══ Data extract
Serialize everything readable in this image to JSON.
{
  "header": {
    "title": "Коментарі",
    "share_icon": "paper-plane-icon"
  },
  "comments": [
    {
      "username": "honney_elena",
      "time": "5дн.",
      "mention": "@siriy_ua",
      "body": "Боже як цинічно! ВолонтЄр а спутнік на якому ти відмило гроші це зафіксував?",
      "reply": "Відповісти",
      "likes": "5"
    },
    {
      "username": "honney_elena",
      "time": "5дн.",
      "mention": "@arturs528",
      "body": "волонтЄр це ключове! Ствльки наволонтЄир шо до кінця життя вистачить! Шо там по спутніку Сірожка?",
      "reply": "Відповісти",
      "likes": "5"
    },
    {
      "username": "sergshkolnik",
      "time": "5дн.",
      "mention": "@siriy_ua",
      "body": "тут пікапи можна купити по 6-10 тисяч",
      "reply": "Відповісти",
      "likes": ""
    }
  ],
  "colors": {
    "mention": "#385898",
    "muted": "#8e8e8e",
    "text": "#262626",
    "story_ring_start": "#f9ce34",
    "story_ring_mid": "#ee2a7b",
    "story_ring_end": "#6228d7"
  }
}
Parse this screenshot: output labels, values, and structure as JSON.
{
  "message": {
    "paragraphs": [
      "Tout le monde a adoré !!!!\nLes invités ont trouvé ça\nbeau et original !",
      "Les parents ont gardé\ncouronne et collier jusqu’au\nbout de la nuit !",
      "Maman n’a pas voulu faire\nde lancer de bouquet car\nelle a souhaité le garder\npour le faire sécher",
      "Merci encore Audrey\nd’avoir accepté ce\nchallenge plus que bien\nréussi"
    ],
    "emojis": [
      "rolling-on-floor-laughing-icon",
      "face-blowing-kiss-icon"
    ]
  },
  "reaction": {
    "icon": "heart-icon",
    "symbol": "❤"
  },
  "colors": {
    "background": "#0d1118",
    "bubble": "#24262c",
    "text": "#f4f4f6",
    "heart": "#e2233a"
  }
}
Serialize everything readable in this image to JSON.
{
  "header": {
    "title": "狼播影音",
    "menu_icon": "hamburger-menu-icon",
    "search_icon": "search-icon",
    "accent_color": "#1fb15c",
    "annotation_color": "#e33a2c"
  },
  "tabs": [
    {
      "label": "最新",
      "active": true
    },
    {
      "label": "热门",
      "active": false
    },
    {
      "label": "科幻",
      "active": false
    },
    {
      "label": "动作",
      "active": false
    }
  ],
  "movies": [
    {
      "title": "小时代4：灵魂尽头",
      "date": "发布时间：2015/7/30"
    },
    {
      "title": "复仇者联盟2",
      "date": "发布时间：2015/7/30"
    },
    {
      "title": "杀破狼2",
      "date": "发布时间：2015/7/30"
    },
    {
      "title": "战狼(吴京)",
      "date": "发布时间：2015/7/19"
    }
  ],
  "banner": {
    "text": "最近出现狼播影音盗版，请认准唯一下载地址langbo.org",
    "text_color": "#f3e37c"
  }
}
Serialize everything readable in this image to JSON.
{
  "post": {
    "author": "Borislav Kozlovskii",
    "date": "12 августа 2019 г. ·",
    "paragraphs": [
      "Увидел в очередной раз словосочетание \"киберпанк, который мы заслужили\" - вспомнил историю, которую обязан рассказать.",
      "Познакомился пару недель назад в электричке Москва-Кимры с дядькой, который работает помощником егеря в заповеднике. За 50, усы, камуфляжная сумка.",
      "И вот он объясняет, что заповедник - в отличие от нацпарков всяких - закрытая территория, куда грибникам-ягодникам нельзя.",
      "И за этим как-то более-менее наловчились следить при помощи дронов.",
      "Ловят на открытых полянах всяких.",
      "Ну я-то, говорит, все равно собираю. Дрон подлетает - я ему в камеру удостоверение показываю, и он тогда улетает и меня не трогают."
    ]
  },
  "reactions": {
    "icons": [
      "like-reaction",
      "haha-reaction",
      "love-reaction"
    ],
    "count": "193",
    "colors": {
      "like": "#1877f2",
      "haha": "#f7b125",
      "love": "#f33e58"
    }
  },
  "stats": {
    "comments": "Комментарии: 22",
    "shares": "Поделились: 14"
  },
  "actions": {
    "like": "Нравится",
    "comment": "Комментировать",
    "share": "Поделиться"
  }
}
════
From the listing, copy every line where the string "mention" appears.

▶ Task answer
      "mention": "@siriy_ua",
      "mention": "@arturs528",
      "mention": "@siriy_ua",
    "mention": "#385898",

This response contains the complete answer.